● The problem:
Give the records below again, exactly as they appear.

● Task material:
------
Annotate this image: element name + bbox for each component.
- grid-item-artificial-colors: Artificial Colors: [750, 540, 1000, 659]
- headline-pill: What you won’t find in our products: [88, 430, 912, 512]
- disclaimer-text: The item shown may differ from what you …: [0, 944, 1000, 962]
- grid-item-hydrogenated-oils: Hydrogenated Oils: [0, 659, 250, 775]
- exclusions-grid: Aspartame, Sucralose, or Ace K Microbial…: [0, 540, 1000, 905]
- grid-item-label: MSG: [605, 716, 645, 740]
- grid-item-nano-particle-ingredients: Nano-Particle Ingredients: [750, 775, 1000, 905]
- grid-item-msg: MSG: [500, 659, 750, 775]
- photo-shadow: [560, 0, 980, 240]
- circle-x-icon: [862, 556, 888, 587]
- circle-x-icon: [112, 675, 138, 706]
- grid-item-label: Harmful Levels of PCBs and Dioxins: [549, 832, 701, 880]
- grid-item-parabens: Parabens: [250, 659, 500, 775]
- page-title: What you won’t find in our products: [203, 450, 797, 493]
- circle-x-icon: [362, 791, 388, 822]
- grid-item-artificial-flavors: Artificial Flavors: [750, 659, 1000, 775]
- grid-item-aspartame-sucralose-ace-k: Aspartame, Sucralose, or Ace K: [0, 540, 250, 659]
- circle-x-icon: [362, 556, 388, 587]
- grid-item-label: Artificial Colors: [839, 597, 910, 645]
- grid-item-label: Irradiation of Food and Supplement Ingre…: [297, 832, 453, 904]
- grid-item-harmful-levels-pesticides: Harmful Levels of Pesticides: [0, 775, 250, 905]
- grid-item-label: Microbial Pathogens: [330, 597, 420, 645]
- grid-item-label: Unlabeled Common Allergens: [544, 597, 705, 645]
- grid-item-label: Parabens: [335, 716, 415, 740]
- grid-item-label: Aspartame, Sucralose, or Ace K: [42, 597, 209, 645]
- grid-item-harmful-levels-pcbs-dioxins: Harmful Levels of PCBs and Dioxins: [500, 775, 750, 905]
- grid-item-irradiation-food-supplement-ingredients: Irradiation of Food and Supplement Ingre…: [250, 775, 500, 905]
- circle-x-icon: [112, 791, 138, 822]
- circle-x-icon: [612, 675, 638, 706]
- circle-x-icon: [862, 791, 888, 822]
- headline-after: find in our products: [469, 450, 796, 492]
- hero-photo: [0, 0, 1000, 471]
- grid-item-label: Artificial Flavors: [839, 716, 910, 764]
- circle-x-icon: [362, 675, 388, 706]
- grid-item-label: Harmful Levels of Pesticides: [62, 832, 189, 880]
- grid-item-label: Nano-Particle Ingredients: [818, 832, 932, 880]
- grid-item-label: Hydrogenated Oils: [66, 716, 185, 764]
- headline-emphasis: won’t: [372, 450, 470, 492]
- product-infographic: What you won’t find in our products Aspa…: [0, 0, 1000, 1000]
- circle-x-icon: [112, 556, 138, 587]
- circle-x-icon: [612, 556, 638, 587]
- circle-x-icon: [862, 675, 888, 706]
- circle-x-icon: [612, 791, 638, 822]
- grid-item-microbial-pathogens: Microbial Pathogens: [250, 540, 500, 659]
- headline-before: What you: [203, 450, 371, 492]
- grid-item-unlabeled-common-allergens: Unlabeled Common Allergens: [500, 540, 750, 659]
------
● Written solution:
Annotate this image: element name + bbox for each component.
- grid-item-artificial-colors: Artificial Colors: [750, 540, 1000, 659]
- headline-pill: What you won’t find in our products: [88, 430, 912, 512]
- disclaimer-text: The item shown may differ from what you …: [0, 944, 1000, 962]
- grid-item-hydrogenated-oils: Hydrogenated Oils: [0, 659, 250, 775]
- exclusions-grid: Aspartame, Sucralose, or Ace K Microbial…: [0, 540, 1000, 905]
- grid-item-label: MSG: [605, 716, 645, 740]
- grid-item-nano-particle-ingredients: Nano-Particle Ingredients: [750, 775, 1000, 905]
- grid-item-msg: MSG: [500, 659, 750, 775]
- photo-shadow: [560, 0, 980, 240]
- circle-x-icon: [862, 556, 888, 587]
- circle-x-icon: [112, 675, 138, 706]
- grid-item-label: Harmful Levels of PCBs and Dioxins: [549, 832, 701, 880]
- grid-item-parabens: Parabens: [250, 659, 500, 775]
- page-title: What you won’t find in our products: [203, 450, 797, 493]
- circle-x-icon: [362, 791, 388, 822]
- grid-item-artificial-flavors: Artificial Flavors: [750, 659, 1000, 775]
- grid-item-aspartame-sucralose-ace-k: Aspartame, Sucralose, or Ace K: [0, 540, 250, 659]
- circle-x-icon: [362, 556, 388, 587]
- grid-item-label: Artificial Colors: [839, 597, 910, 645]
- grid-item-label: Irradiation of Food and Supplement Ingre…: [297, 832, 453, 904]
- grid-item-harmful-levels-pesticides: Harmful Levels of Pesticides: [0, 775, 250, 905]
- grid-item-label: Microbial Pathogens: [330, 597, 420, 645]
- grid-item-label: Unlabeled Common Allergens: [544, 597, 705, 645]
- grid-item-label: Parabens: [335, 716, 415, 740]
- grid-item-label: Aspartame, Sucralose, or Ace K: [42, 597, 209, 645]
- grid-item-harmful-levels-pcbs-dioxins: Harmful Levels of PCBs and Dioxins: [500, 775, 750, 905]
- grid-item-irradiation-food-supplement-ingredients: Irradiation of Food and Supplement Ingre…: [250, 775, 500, 905]
- circle-x-icon: [112, 791, 138, 822]
- circle-x-icon: [612, 675, 638, 706]
- circle-x-icon: [862, 791, 888, 822]
- headline-after: find in our products: [469, 450, 796, 492]
- hero-photo: [0, 0, 1000, 471]
- grid-item-label: Artificial Flavors: [839, 716, 910, 764]
- circle-x-icon: [362, 675, 388, 706]
- grid-item-label: Harmful Levels of Pesticides: [62, 832, 189, 880]
- grid-item-label: Nano-Particle Ingredients: [818, 832, 932, 880]
- grid-item-label: Hydrogenated Oils: [66, 716, 185, 764]
- headline-emphasis: won’t: [372, 450, 470, 492]
- product-infographic: What you won’t find in our products Aspa…: [0, 0, 1000, 1000]
- circle-x-icon: [112, 556, 138, 587]
- circle-x-icon: [612, 556, 638, 587]
- circle-x-icon: [862, 675, 888, 706]
- circle-x-icon: [612, 791, 638, 822]
- grid-item-microbial-pathogens: Microbial Pathogens: [250, 540, 500, 659]
- headline-before: What you: [203, 450, 371, 492]
- grid-item-unlabeled-common-allergens: Unlabeled Common Allergens: [500, 540, 750, 659]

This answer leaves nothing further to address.